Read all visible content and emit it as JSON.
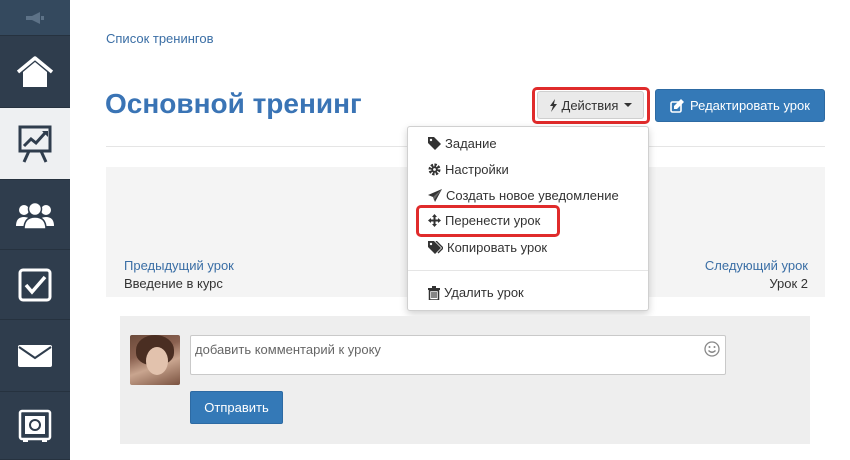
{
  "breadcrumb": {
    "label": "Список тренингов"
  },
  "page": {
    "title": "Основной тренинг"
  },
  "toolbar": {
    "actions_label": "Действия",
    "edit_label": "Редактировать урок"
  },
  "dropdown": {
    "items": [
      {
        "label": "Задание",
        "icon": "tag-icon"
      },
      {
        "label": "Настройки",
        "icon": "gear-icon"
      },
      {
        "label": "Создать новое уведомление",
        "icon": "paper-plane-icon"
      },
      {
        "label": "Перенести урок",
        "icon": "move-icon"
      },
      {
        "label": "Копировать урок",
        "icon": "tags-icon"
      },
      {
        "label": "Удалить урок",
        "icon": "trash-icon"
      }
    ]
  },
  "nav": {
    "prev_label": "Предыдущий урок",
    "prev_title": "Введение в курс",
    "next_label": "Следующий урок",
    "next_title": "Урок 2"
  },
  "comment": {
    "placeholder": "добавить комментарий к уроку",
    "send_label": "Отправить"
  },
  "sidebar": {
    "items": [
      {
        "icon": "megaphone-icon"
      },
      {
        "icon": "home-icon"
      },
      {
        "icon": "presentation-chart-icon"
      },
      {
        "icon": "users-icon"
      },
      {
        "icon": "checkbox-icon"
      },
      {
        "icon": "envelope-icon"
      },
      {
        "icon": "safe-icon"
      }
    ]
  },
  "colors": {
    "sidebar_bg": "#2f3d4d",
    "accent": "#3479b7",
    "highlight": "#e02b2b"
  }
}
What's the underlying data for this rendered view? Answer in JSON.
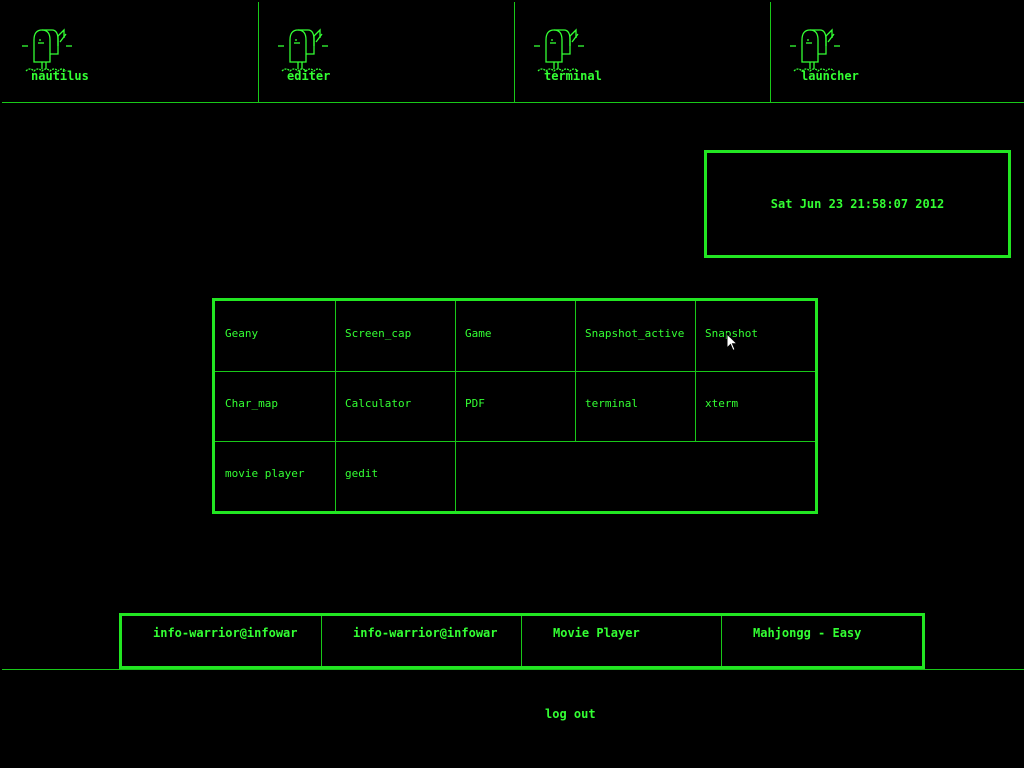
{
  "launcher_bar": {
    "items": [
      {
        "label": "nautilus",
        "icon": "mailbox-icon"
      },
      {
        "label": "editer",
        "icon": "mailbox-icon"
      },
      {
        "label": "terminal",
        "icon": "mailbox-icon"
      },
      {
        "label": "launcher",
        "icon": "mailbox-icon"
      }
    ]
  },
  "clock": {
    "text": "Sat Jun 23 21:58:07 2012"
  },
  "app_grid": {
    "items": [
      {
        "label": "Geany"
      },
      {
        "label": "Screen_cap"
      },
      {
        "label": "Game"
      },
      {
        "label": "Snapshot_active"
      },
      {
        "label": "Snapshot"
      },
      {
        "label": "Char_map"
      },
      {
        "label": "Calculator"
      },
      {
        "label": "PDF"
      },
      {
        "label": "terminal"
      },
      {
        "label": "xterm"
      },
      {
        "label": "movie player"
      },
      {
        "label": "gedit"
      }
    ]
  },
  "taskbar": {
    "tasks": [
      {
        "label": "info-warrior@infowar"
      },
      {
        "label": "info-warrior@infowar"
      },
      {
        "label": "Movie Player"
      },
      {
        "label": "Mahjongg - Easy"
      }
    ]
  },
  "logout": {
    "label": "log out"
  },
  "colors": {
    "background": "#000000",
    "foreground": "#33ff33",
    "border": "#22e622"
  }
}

☆ ☆ ☆ ☆ ☆ ☆ ☆

▶ **Stated task**
Copy out each line exactly, without the pictures.

▶ **Solution below**
Read all visible content and emit it as JSON.
{
  "breadcrumb": {
    "label": "Список тренингов"
  },
  "page": {
    "title": "Основной тренинг"
  },
  "toolbar": {
    "actions_label": "Действия",
    "edit_label": "Редактировать урок"
  },
  "dropdown": {
    "items": [
      {
        "label": "Задание",
        "icon": "tag-icon"
      },
      {
        "label": "Настройки",
        "icon": "gear-icon"
      },
      {
        "label": "Создать новое уведомление",
        "icon": "paper-plane-icon"
      },
      {
        "label": "Перенести урок",
        "icon": "move-icon"
      },
      {
        "label": "Копировать урок",
        "icon": "tags-icon"
      },
      {
        "label": "Удалить урок",
        "icon": "trash-icon"
      }
    ]
  },
  "nav": {
    "prev_label": "Предыдущий урок",
    "prev_title": "Введение в курс",
    "next_label": "Следующий урок",
    "next_title": "Урок 2"
  },
  "comment": {
    "placeholder": "добавить комментарий к уроку",
    "send_label": "Отправить"
  },
  "sidebar": {
    "items": [
      {
        "icon": "megaphone-icon"
      },
      {
        "icon": "home-icon"
      },
      {
        "icon": "presentation-chart-icon"
      },
      {
        "icon": "users-icon"
      },
      {
        "icon": "checkbox-icon"
      },
      {
        "icon": "envelope-icon"
      },
      {
        "icon": "safe-icon"
      }
    ]
  },
  "colors": {
    "sidebar_bg": "#2f3d4d",
    "accent": "#3479b7",
    "highlight": "#e02b2b"
  }
}
What's the underlying data for this rendered view? Answer in JSON.
{
  "launcher_bar": {
    "items": [
      {
        "label": "nautilus",
        "icon": "mailbox-icon"
      },
      {
        "label": "editer",
        "icon": "mailbox-icon"
      },
      {
        "label": "terminal",
        "icon": "mailbox-icon"
      },
      {
        "label": "launcher",
        "icon": "mailbox-icon"
      }
    ]
  },
  "clock": {
    "text": "Sat Jun 23 21:58:07 2012"
  },
  "app_grid": {
    "items": [
      {
        "label": "Geany"
      },
      {
        "label": "Screen_cap"
      },
      {
        "label": "Game"
      },
      {
        "label": "Snapshot_active"
      },
      {
        "label": "Snapshot"
      },
      {
        "label": "Char_map"
      },
      {
        "label": "Calculator"
      },
      {
        "label": "PDF"
      },
      {
        "label": "terminal"
      },
      {
        "label": "xterm"
      },
      {
        "label": "movie player"
      },
      {
        "label": "gedit"
      }
    ]
  },
  "taskbar": {
    "tasks": [
      {
        "label": "info-warrior@infowar"
      },
      {
        "label": "info-warrior@infowar"
      },
      {
        "label": "Movie Player"
      },
      {
        "label": "Mahjongg - Easy"
      }
    ]
  },
  "logout": {
    "label": "log out"
  },
  "colors": {
    "background": "#000000",
    "foreground": "#33ff33",
    "border": "#22e622"
  }
}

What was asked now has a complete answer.